GIVEN EXERCISE —
Here are some records; return them all exactly.

THE DATA —

****

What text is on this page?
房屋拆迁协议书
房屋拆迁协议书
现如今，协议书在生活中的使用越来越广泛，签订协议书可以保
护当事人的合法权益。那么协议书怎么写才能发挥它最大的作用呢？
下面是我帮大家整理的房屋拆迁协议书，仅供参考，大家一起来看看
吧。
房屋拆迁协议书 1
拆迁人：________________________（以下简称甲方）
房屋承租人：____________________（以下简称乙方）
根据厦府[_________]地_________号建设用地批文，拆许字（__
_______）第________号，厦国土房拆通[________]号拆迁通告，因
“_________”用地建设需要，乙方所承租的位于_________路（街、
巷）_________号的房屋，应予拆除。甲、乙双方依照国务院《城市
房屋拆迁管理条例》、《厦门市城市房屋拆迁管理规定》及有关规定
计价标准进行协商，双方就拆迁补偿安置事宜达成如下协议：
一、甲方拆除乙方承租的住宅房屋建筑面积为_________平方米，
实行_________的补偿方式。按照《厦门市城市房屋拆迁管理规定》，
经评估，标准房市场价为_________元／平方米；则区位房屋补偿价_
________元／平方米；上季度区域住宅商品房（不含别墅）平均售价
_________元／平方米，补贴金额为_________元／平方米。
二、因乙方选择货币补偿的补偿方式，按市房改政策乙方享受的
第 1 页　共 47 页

****

THE RESULT —
What text is on this page?
房屋拆迁协议书
房屋拆迁协议书
现如今，协议书在生活中的使用越来越广泛，签订协议书可以保
护当事人的合法权益。那么协议书怎么写才能发挥它最大的作用呢？
下面是我帮大家整理的房屋拆迁协议书，仅供参考，大家一起来看看
吧。
房屋拆迁协议书 1
拆迁人：________________________（以下简称甲方）
房屋承租人：____________________（以下简称乙方）
根据厦府[_________]地_________号建设用地批文，拆许字（__
_______）第________号，厦国土房拆通[________]号拆迁通告，因
“_________”用地建设需要，乙方所承租的位于_________路（街、
巷）_________号的房屋，应予拆除。甲、乙双方依照国务院《城市
房屋拆迁管理条例》、《厦门市城市房屋拆迁管理规定》及有关规定
计价标准进行协商，双方就拆迁补偿安置事宜达成如下协议：
一、甲方拆除乙方承租的住宅房屋建筑面积为_________平方米，
实行_________的补偿方式。按照《厦门市城市房屋拆迁管理规定》，
经评估，标准房市场价为_________元／平方米；则区位房屋补偿价_
________元／平方米；上季度区域住宅商品房（不含别墅）平均售价
_________元／平方米，补贴金额为_________元／平方米。
二、因乙方选择货币补偿的补偿方式，按市房改政策乙方享受的
第 1 页　共 47 页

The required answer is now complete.